## Data for processing
####

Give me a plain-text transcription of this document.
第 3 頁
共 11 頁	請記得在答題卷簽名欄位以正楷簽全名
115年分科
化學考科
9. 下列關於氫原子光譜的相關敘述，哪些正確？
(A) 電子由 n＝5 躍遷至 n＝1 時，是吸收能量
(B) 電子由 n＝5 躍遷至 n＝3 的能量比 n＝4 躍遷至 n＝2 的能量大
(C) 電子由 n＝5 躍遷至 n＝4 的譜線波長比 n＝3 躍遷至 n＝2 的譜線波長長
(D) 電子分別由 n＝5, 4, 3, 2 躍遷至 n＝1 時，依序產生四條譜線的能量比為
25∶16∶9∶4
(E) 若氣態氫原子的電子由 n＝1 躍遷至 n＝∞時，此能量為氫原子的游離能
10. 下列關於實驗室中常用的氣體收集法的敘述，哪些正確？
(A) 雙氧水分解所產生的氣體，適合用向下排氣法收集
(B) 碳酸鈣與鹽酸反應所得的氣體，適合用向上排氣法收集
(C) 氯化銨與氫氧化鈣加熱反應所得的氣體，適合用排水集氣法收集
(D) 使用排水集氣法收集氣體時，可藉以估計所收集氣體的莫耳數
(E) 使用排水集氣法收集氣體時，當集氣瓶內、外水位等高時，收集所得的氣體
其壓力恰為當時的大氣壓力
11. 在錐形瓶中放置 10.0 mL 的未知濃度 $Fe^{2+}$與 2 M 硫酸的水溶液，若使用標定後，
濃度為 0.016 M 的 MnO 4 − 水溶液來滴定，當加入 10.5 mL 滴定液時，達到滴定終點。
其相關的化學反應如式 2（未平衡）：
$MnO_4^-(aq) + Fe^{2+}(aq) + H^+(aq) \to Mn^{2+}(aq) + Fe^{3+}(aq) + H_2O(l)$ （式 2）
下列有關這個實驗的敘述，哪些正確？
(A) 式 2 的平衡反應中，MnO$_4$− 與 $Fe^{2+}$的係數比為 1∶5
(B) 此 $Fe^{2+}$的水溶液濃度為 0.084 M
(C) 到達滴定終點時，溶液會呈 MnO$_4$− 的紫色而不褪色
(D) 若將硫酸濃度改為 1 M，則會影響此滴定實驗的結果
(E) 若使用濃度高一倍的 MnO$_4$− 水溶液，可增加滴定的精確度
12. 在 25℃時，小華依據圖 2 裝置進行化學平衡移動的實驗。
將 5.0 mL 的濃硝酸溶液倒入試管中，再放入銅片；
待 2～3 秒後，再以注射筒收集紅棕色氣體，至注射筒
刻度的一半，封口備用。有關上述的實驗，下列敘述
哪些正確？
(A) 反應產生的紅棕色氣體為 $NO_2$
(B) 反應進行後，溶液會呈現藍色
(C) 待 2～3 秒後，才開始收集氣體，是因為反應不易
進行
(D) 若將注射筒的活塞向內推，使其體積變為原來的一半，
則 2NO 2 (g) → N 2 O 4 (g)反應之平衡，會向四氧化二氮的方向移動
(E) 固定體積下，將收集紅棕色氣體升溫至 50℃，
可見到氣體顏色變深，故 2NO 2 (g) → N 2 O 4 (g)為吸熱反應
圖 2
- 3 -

####

## What is expected
Reproduce each record shown above without altering a single word.

## Written response
Give me a plain-text transcription of this document.
第 3 頁
共 11 頁	請記得在答題卷簽名欄位以正楷簽全名
115年分科
化學考科
9. 下列關於氫原子光譜的相關敘述，哪些正確？
(A) 電子由 n＝5 躍遷至 n＝1 時，是吸收能量
(B) 電子由 n＝5 躍遷至 n＝3 的能量比 n＝4 躍遷至 n＝2 的能量大
(C) 電子由 n＝5 躍遷至 n＝4 的譜線波長比 n＝3 躍遷至 n＝2 的譜線波長長
(D) 電子分別由 n＝5, 4, 3, 2 躍遷至 n＝1 時，依序產生四條譜線的能量比為
25∶16∶9∶4
(E) 若氣態氫原子的電子由 n＝1 躍遷至 n＝∞時，此能量為氫原子的游離能
10. 下列關於實驗室中常用的氣體收集法的敘述，哪些正確？
(A) 雙氧水分解所產生的氣體，適合用向下排氣法收集
(B) 碳酸鈣與鹽酸反應所得的氣體，適合用向上排氣法收集
(C) 氯化銨與氫氧化鈣加熱反應所得的氣體，適合用排水集氣法收集
(D) 使用排水集氣法收集氣體時，可藉以估計所收集氣體的莫耳數
(E) 使用排水集氣法收集氣體時，當集氣瓶內、外水位等高時，收集所得的氣體
其壓力恰為當時的大氣壓力
11. 在錐形瓶中放置 10.0 mL 的未知濃度 $Fe^{2+}$與 2 M 硫酸的水溶液，若使用標定後，
濃度為 0.016 M 的 MnO 4 − 水溶液來滴定，當加入 10.5 mL 滴定液時，達到滴定終點。
其相關的化學反應如式 2（未平衡）：
$MnO_4^-(aq) + Fe^{2+}(aq) + H^+(aq) \to Mn^{2+}(aq) + Fe^{3+}(aq) + H_2O(l)$ （式 2）
下列有關這個實驗的敘述，哪些正確？
(A) 式 2 的平衡反應中，MnO$_4$− 與 $Fe^{2+}$的係數比為 1∶5
(B) 此 $Fe^{2+}$的水溶液濃度為 0.084 M
(C) 到達滴定終點時，溶液會呈 MnO$_4$− 的紫色而不褪色
(D) 若將硫酸濃度改為 1 M，則會影響此滴定實驗的結果
(E) 若使用濃度高一倍的 MnO$_4$− 水溶液，可增加滴定的精確度
12. 在 25℃時，小華依據圖 2 裝置進行化學平衡移動的實驗。
將 5.0 mL 的濃硝酸溶液倒入試管中，再放入銅片；
待 2～3 秒後，再以注射筒收集紅棕色氣體，至注射筒
刻度的一半，封口備用。有關上述的實驗，下列敘述
哪些正確？
(A) 反應產生的紅棕色氣體為 $NO_2$
(B) 反應進行後，溶液會呈現藍色
(C) 待 2～3 秒後，才開始收集氣體，是因為反應不易
進行
(D) 若將注射筒的活塞向內推，使其體積變為原來的一半，
則 2NO 2 (g) → N 2 O 4 (g)反應之平衡，會向四氧化二氮的方向移動
(E) 固定體積下，將收集紅棕色氣體升溫至 50℃，
可見到氣體顏色變深，故 2NO 2 (g) → N 2 O 4 (g)為吸熱反應
圖 2
- 3 -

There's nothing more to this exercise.